Excerpts from a figure dataset

○ ○ ○ ○ ○

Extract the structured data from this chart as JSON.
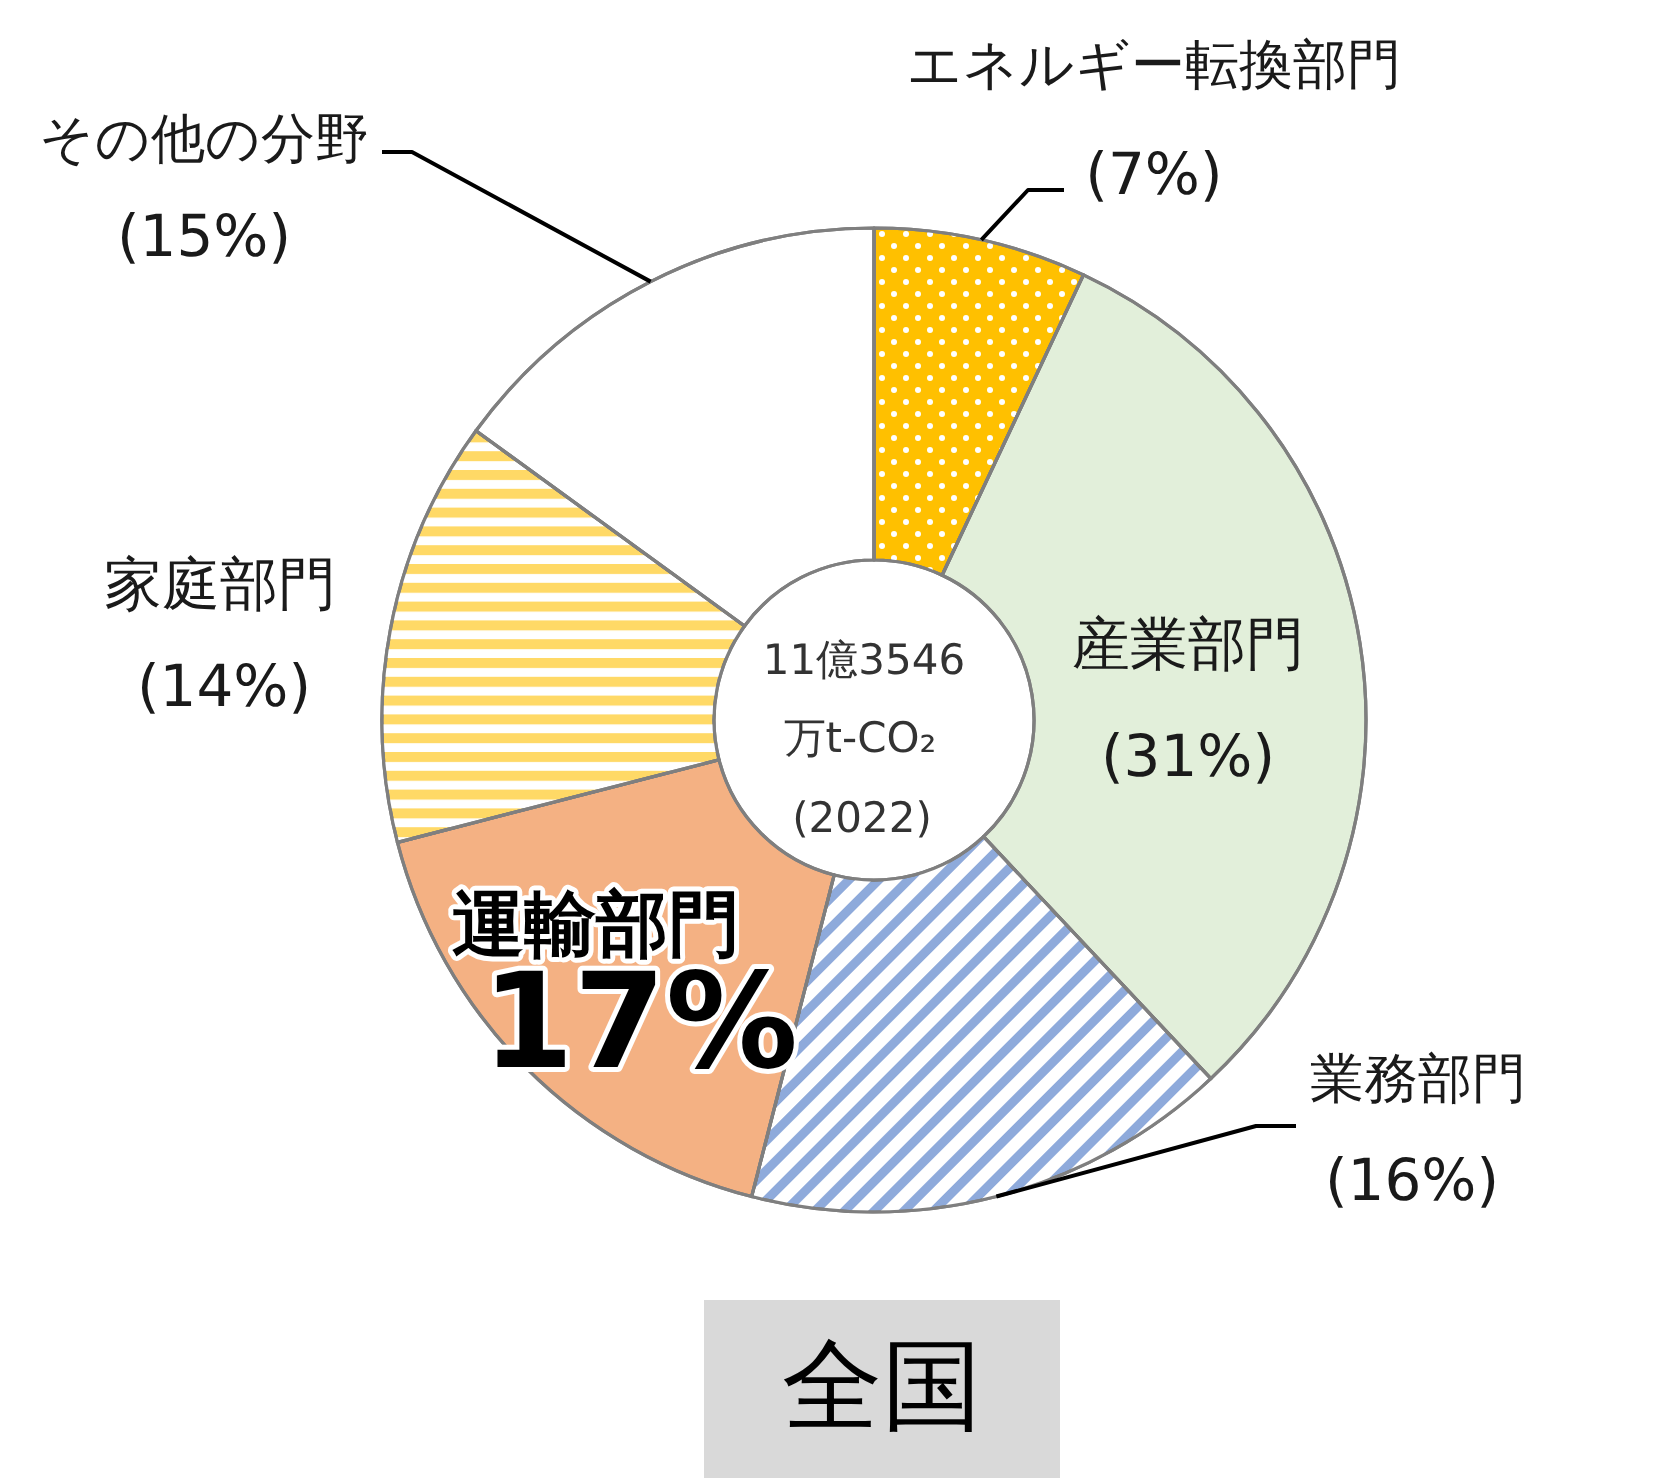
{
  "chart_data": {
    "type": "donut",
    "title": "全国",
    "categories": [
      "エネルギー転換部門",
      "産業部門",
      "業務部門",
      "運輸部門",
      "家庭部門",
      "その他の分野"
    ],
    "values": [
      7,
      31,
      16,
      17,
      14,
      15
    ],
    "colors": [
      "#ffc000",
      "#e2efda",
      "#8eaadb",
      "#f4b183",
      "#ffd966",
      "#ffffff"
    ],
    "value_labels": [
      "(7%)",
      "(31%)",
      "(16%)",
      "17%",
      "(14%)",
      "(15%)"
    ],
    "annotations": [
      "11億3546",
      "万t-CO₂",
      "(2022)"
    ]
  }
}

○ ○ ○ ○ ○

Task details
Without including any pictures, output all the entries above exactly.

Solution
Extract the structured data from this chart as JSON.
{
  "chart_data": {
    "type": "donut",
    "title": "全国",
    "categories": [
      "エネルギー転換部門",
      "産業部門",
      "業務部門",
      "運輸部門",
      "家庭部門",
      "その他の分野"
    ],
    "values": [
      7,
      31,
      16,
      17,
      14,
      15
    ],
    "colors": [
      "#ffc000",
      "#e2efda",
      "#8eaadb",
      "#f4b183",
      "#ffd966",
      "#ffffff"
    ],
    "value_labels": [
      "(7%)",
      "(31%)",
      "(16%)",
      "17%",
      "(14%)",
      "(15%)"
    ],
    "annotations": [
      "11億3546",
      "万t-CO₂",
      "(2022)"
    ]
  }
}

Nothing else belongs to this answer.